GIVEN DATA:
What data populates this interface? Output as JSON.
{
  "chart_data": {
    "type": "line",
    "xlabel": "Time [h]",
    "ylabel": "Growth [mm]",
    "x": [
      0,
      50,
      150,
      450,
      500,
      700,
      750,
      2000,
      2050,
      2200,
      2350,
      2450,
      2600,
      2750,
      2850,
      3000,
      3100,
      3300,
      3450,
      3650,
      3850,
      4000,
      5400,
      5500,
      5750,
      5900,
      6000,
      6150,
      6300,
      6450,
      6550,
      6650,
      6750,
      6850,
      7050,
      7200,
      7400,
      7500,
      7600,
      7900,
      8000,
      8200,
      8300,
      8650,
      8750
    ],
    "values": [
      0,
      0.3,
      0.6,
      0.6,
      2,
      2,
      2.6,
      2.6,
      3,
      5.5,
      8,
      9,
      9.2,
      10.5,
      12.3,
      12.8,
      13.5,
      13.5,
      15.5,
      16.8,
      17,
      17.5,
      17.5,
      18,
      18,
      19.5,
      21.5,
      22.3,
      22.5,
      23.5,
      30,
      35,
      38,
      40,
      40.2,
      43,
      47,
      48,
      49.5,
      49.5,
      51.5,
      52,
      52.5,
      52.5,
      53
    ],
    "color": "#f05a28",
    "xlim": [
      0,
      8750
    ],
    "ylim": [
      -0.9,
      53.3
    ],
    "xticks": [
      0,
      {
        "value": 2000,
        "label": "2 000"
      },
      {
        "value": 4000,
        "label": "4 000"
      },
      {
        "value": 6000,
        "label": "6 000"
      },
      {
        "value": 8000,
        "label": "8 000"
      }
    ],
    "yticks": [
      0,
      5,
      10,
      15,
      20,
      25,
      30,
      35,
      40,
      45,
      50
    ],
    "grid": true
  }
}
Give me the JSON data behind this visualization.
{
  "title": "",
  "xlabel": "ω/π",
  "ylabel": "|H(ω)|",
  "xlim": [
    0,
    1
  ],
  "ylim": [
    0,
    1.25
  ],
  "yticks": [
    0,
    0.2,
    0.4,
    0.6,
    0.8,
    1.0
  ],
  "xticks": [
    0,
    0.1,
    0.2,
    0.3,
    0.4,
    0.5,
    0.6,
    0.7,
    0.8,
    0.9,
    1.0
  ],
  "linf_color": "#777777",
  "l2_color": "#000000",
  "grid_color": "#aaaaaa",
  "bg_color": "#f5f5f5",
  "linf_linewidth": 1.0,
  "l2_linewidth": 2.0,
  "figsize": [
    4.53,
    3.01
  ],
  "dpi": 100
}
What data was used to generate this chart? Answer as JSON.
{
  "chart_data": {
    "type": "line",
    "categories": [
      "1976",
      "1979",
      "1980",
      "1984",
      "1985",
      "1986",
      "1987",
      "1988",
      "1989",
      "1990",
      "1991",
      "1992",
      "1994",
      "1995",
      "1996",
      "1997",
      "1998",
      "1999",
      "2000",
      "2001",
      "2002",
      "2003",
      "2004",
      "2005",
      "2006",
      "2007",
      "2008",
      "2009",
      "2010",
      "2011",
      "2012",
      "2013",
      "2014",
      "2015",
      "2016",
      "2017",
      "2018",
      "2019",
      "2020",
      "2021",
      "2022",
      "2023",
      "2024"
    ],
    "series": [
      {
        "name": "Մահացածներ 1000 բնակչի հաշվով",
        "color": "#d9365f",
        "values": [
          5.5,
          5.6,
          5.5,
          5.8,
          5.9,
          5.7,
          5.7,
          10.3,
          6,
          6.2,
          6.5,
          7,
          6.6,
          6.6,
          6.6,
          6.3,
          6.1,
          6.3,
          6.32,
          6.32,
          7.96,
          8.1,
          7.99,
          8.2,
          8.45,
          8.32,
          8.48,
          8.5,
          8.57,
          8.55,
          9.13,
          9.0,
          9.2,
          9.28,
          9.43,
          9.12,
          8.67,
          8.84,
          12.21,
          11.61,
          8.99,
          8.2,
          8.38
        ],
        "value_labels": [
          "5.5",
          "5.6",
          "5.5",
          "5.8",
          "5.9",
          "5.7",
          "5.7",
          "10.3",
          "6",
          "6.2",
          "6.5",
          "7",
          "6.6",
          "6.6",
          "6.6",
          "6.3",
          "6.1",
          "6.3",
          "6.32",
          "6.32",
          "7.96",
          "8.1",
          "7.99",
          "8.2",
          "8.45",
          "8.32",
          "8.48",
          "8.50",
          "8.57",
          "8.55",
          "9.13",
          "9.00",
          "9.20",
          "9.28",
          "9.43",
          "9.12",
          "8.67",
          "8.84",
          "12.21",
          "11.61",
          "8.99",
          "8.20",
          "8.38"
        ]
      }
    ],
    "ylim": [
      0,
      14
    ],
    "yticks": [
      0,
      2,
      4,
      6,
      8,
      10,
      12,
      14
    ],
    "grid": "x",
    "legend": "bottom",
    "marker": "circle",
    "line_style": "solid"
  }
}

TASK OBJECTIVE:
Return all of the above records exactly, leaving no line out.

RESPONSE TO THE EXERCISE:
What data populates this interface? Output as JSON.
{
  "chart_data": {
    "type": "line",
    "xlabel": "Time [h]",
    "ylabel": "Growth [mm]",
    "x": [
      0,
      50,
      150,
      450,
      500,
      700,
      750,
      2000,
      2050,
      2200,
      2350,
      2450,
      2600,
      2750,
      2850,
      3000,
      3100,
      3300,
      3450,
      3650,
      3850,
      4000,
      5400,
      5500,
      5750,
      5900,
      6000,
      6150,
      6300,
      6450,
      6550,
      6650,
      6750,
      6850,
      7050,
      7200,
      7400,
      7500,
      7600,
      7900,
      8000,
      8200,
      8300,
      8650,
      8750
    ],
    "values": [
      0,
      0.3,
      0.6,
      0.6,
      2,
      2,
      2.6,
      2.6,
      3,
      5.5,
      8,
      9,
      9.2,
      10.5,
      12.3,
      12.8,
      13.5,
      13.5,
      15.5,
      16.8,
      17,
      17.5,
      17.5,
      18,
      18,
      19.5,
      21.5,
      22.3,
      22.5,
      23.5,
      30,
      35,
      38,
      40,
      40.2,
      43,
      47,
      48,
      49.5,
      49.5,
      51.5,
      52,
      52.5,
      52.5,
      53
    ],
    "color": "#f05a28",
    "xlim": [
      0,
      8750
    ],
    "ylim": [
      -0.9,
      53.3
    ],
    "xticks": [
      0,
      {
        "value": 2000,
        "label": "2 000"
      },
      {
        "value": 4000,
        "label": "4 000"
      },
      {
        "value": 6000,
        "label": "6 000"
      },
      {
        "value": 8000,
        "label": "8 000"
      }
    ],
    "yticks": [
      0,
      5,
      10,
      15,
      20,
      25,
      30,
      35,
      40,
      45,
      50
    ],
    "grid": true
  }
}
Give me the JSON data behind this visualization.
{
  "title": "",
  "xlabel": "ω/π",
  "ylabel": "|H(ω)|",
  "xlim": [
    0,
    1
  ],
  "ylim": [
    0,
    1.25
  ],
  "yticks": [
    0,
    0.2,
    0.4,
    0.6,
    0.8,
    1.0
  ],
  "xticks": [
    0,
    0.1,
    0.2,
    0.3,
    0.4,
    0.5,
    0.6,
    0.7,
    0.8,
    0.9,
    1.0
  ],
  "linf_color": "#777777",
  "l2_color": "#000000",
  "grid_color": "#aaaaaa",
  "bg_color": "#f5f5f5",
  "linf_linewidth": 1.0,
  "l2_linewidth": 2.0,
  "figsize": [
    4.53,
    3.01
  ],
  "dpi": 100
}
What data was used to generate this chart? Answer as JSON.
{
  "chart_data": {
    "type": "line",
    "categories": [
      "1976",
      "1979",
      "1980",
      "1984",
      "1985",
      "1986",
      "1987",
      "1988",
      "1989",
      "1990",
      "1991",
      "1992",
      "1994",
      "1995",
      "1996",
      "1997",
      "1998",
      "1999",
      "2000",
      "2001",
      "2002",
      "2003",
      "2004",
      "2005",
      "2006",
      "2007",
      "2008",
      "2009",
      "2010",
      "2011",
      "2012",
      "2013",
      "2014",
      "2015",
      "2016",
      "2017",
      "2018",
      "2019",
      "2020",
      "2021",
      "2022",
      "2023",
      "2024"
    ],
    "series": [
      {
        "name": "Մահացածներ 1000 բնակչի հաշվով",
        "color": "#d9365f",
        "values": [
          5.5,
          5.6,
          5.5,
          5.8,
          5.9,
          5.7,
          5.7,
          10.3,
          6,
          6.2,
          6.5,
          7,
          6.6,
          6.6,
          6.6,
          6.3,
          6.1,
          6.3,
          6.32,
          6.32,
          7.96,
          8.1,
          7.99,
          8.2,
          8.45,
          8.32,
          8.48,
          8.5,
          8.57,
          8.55,
          9.13,
          9.0,
          9.2,
          9.28,
          9.43,
          9.12,
          8.67,
          8.84,
          12.21,
          11.61,
          8.99,
          8.2,
          8.38
        ],
        "value_labels": [
          "5.5",
          "5.6",
          "5.5",
          "5.8",
          "5.9",
          "5.7",
          "5.7",
          "10.3",
          "6",
          "6.2",
          "6.5",
          "7",
          "6.6",
          "6.6",
          "6.6",
          "6.3",
          "6.1",
          "6.3",
          "6.32",
          "6.32",
          "7.96",
          "8.1",
          "7.99",
          "8.2",
          "8.45",
          "8.32",
          "8.48",
          "8.50",
          "8.57",
          "8.55",
          "9.13",
          "9.00",
          "9.20",
          "9.28",
          "9.43",
          "9.12",
          "8.67",
          "8.84",
          "12.21",
          "11.61",
          "8.99",
          "8.20",
          "8.38"
        ]
      }
    ],
    "ylim": [
      0,
      14
    ],
    "yticks": [
      0,
      2,
      4,
      6,
      8,
      10,
      12,
      14
    ],
    "grid": "x",
    "legend": "bottom",
    "marker": "circle",
    "line_style": "solid"
  }
}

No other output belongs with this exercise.